◆ **What is required**
Copy out all the lines in the records that include the word "text".

··· Data to use

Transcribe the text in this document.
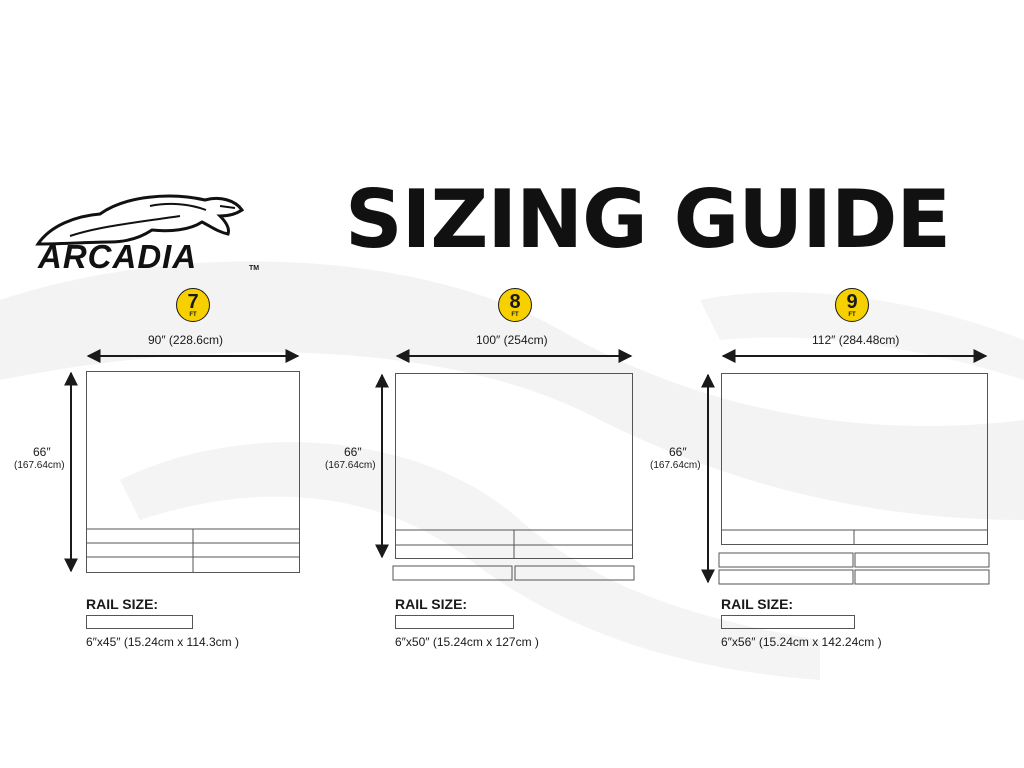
ARCADIA	TM
SIZING GUIDE
7
FT
90″ (228.6cm)
66″
(167.64cm)
RAIL SIZE:
6″x45″ (15.24cm x 114.3cm )
8
FT
100″ (254cm)
66″
(167.64cm)
RAIL SIZE:
6″x50″ (15.24cm x 127cm )
9
FT
112″ (284.48cm)
66″
(167.64cm)
RAIL SIZE:
6″x56″ (15.24cm x 142.24cm )
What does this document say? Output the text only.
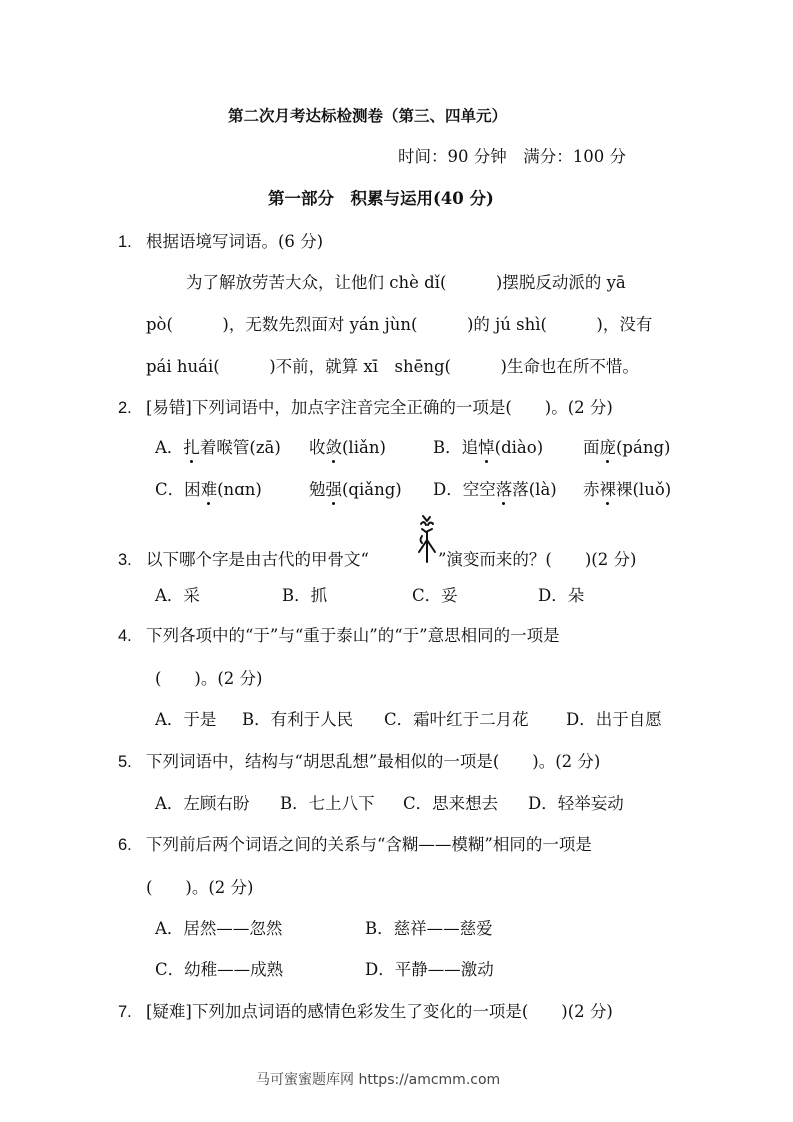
第二次月考达标检测卷（第三、四单元）
时间：90 分钟　满分：100 分
第一部分　积累与运用(40 分)
1. 根据语境写词语。(6 分)
为了解放劳苦大众，让他们 chè dǐ(　　　)摆脱反动派的 yā
pò(　　　)，无数先烈面对 yán jùn(　　　)的 jú shì(　　　)，没有
pái huái(　　　)不前，就算 xī　shēng(　　　)生命也在所不惜。
2. [易错]下列词语中，加点字注音完全正确的一项是(　　)。(2 分)
A．扎着喉管(zā) 收敛(liǎn)	B．追悼(diào) 面庞(páng)
C．困难(nɑn)	勉强(qiǎng) D．空空落落(là) 赤裸裸(luǒ)
3. 以下哪个字是由古代的甲骨文“	”演变而来的？(　　)(2 分)
A．采	B．抓	C．妥	D．朵
4. 下列各项中的“于”与“重于泰山”的“于”意思相同的一项是
(　　)。(2 分)
A．于是 B．有利于人民 C．霜叶红于二月花 D．出于自愿
5. 下列词语中，结构与“胡思乱想”最相似的一项是(　　)。(2 分)
A．左顾右盼 B．七上八下 C．思来想去 D．轻举妄动
6. 下列前后两个词语之间的关系与“含糊——模糊”相同的一项是
(　　)。(2 分)
A．居然——忽然	B．慈祥——慈爱
C．幼稚——成熟	D．平静——激动
7. [疑难]下列加点词语的感情色彩发生了变化的一项是(　　)(2 分)
马可蜜蜜题库网 https://amcmm.com
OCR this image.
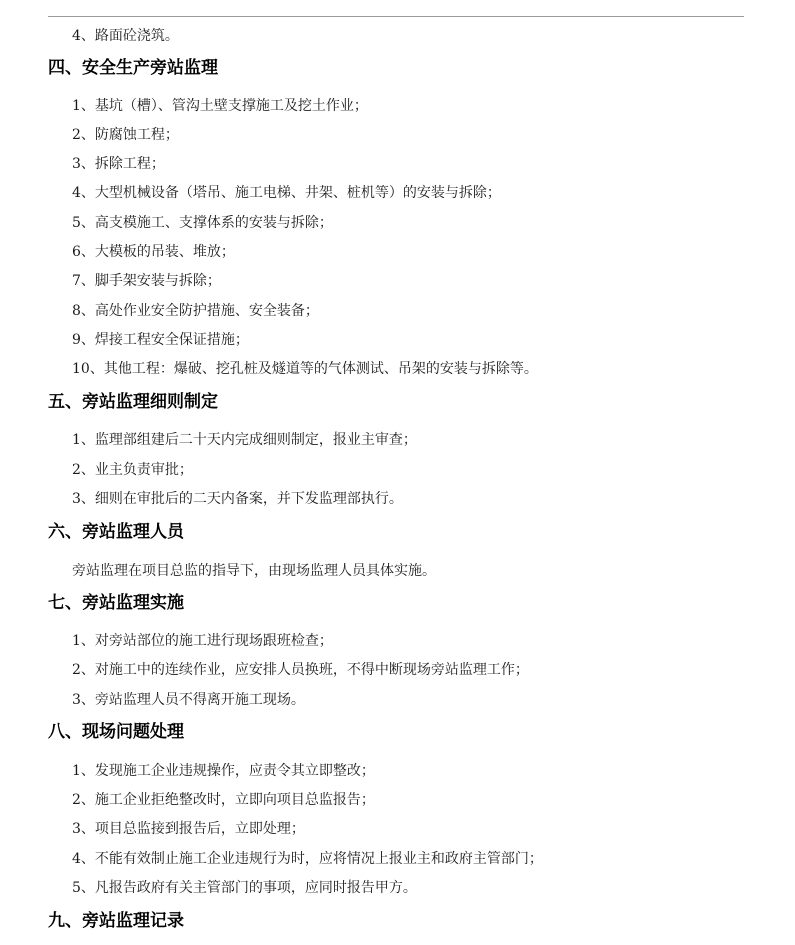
4、路面砼浇筑。
四、安全生产旁站监理
1、基坑（槽）、管沟土壁支撑施工及挖土作业；
2、防腐蚀工程；
3、拆除工程；
4、大型机械设备（塔吊、施工电梯、井架、桩机等）的安装与拆除；
5、高支模施工、支撑体系的安装与拆除；
6、大模板的吊装、堆放；
7、脚手架安装与拆除；
8、高处作业安全防护措施、安全装备；
9、焊接工程安全保证措施；
10、其他工程：爆破、挖孔桩及燧道等的气体测试、吊架的安装与拆除等。
五、旁站监理细则制定
1、监理部组建后二十天内完成细则制定，报业主审查；
2、业主负责审批；
3、细则在审批后的二天内备案，并下发监理部执行。
六、旁站监理人员
旁站监理在项目总监的指导下，由现场监理人员具体实施。
七、旁站监理实施
1、对旁站部位的施工进行现场跟班检查；
2、对施工中的连续作业，应安排人员换班，不得中断现场旁站监理工作；
3、旁站监理人员不得离开施工现场。
八、现场问题处理
1、发现施工企业违规操作，应责令其立即整改；
2、施工企业拒绝整改时，立即向项目总监报告；
3、项目总监接到报告后，立即处理；
4、不能有效制止施工企业违规行为时，应将情况上报业主和政府主管部门；
5、凡报告政府有关主管部门的事项，应同时报告甲方。
九、旁站监理记录
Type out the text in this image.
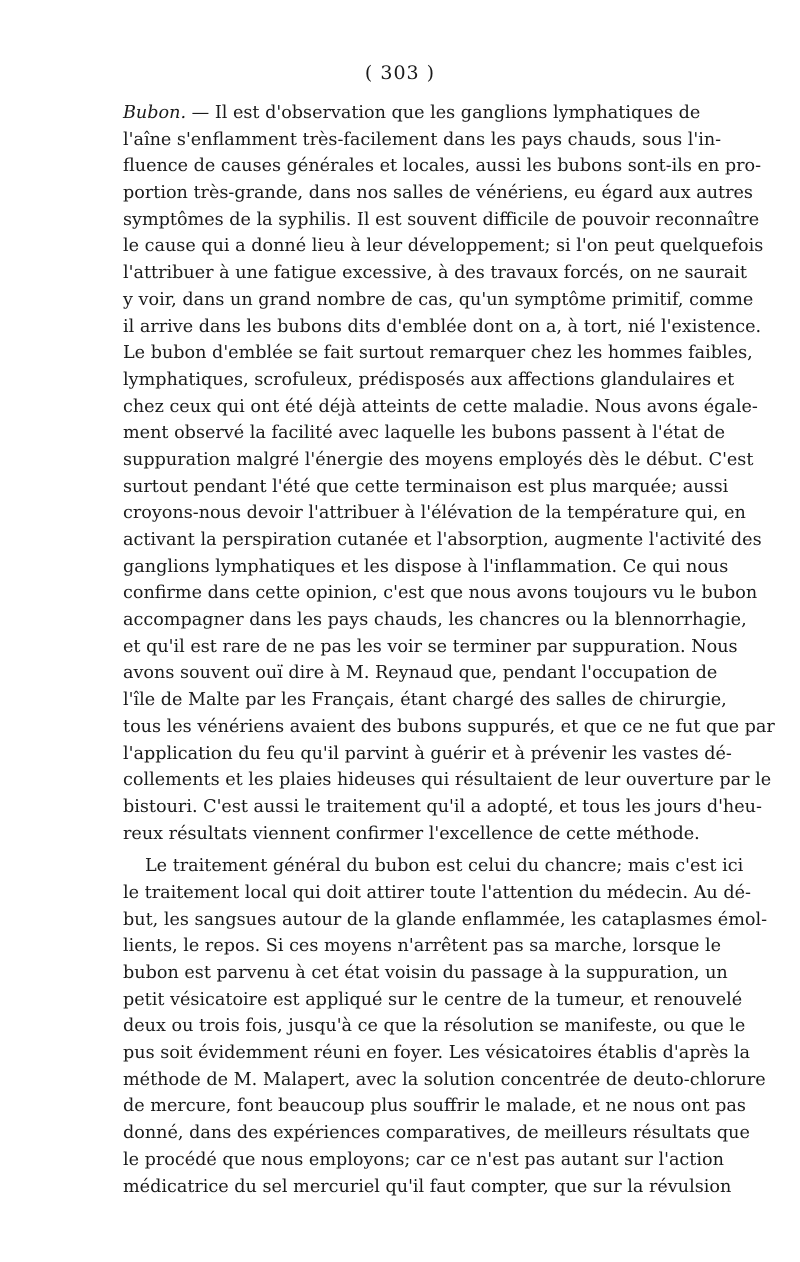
( 303 )
Bubon. — Il est d'observation que les ganglions lymphatiques de
l'aîne s'enflamment très-facilement dans les pays chauds, sous l'in-
fluence de causes générales et locales, aussi les bubons sont-ils en pro-
portion très-grande, dans nos salles de vénériens, eu égard aux autres
symptômes de la syphilis. Il est souvent difficile de pouvoir reconnaître
le cause qui a donné lieu à leur développement; si l'on peut quelquefois
l'attribuer à une fatigue excessive, à des travaux forcés, on ne saurait
y voir, dans un grand nombre de cas, qu'un symptôme primitif, comme
il arrive dans les bubons dits d'emblée dont on a, à tort, nié l'existence.
Le bubon d'emblée se fait surtout remarquer chez les hommes faibles,
lymphatiques, scrofuleux, prédisposés aux affections glandulaires et
chez ceux qui ont été déjà atteints de cette maladie. Nous avons égale-
ment observé la facilité avec laquelle les bubons passent à l'état de
suppuration malgré l'énergie des moyens employés dès le début. C'est
surtout pendant l'été que cette terminaison est plus marquée; aussi
croyons-nous devoir l'attribuer à l'élévation de la température qui, en
activant la perspiration cutanée et l'absorption, augmente l'activité des
ganglions lymphatiques et les dispose à l'inflammation. Ce qui nous
confirme dans cette opinion, c'est que nous avons toujours vu le bubon
accompagner dans les pays chauds, les chancres ou la blennorrhagie,
et qu'il est rare de ne pas les voir se terminer par suppuration. Nous
avons souvent ouï dire à M. Reynaud que, pendant l'occupation de
l'île de Malte par les Français, étant chargé des salles de chirurgie,
tous les vénériens avaient des bubons suppurés, et que ce ne fut que par
l'application du feu qu'il parvint à guérir et à prévenir les vastes dé-
collements et les plaies hideuses qui résultaient de leur ouverture par le
bistouri. C'est aussi le traitement qu'il a adopté, et tous les jours d'heu-
reux résultats viennent confirmer l'excellence de cette méthode.
Le traitement général du bubon est celui du chancre; mais c'est ici
le traitement local qui doit attirer toute l'attention du médecin. Au dé-
but, les sangsues autour de la glande enflammée, les cataplasmes émol-
lients, le repos. Si ces moyens n'arrêtent pas sa marche, lorsque le
bubon est parvenu à cet état voisin du passage à la suppuration, un
petit vésicatoire est appliqué sur le centre de la tumeur, et renouvelé
deux ou trois fois, jusqu'à ce que la résolution se manifeste, ou que le
pus soit évidemment réuni en foyer. Les vésicatoires établis d'après la
méthode de M. Malapert, avec la solution concentrée de deuto-chlorure
de mercure, font beaucoup plus souffrir le malade, et ne nous ont pas
donné, dans des expériences comparatives, de meilleurs résultats que
le procédé que nous employons; car ce n'est pas autant sur l'action
médicatrice du sel mercuriel qu'il faut compter, que sur la révulsion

······

◆ **Full answer**
Transcribe the text in this document.
What does this document say? Output the text only.
Type out the text in this image.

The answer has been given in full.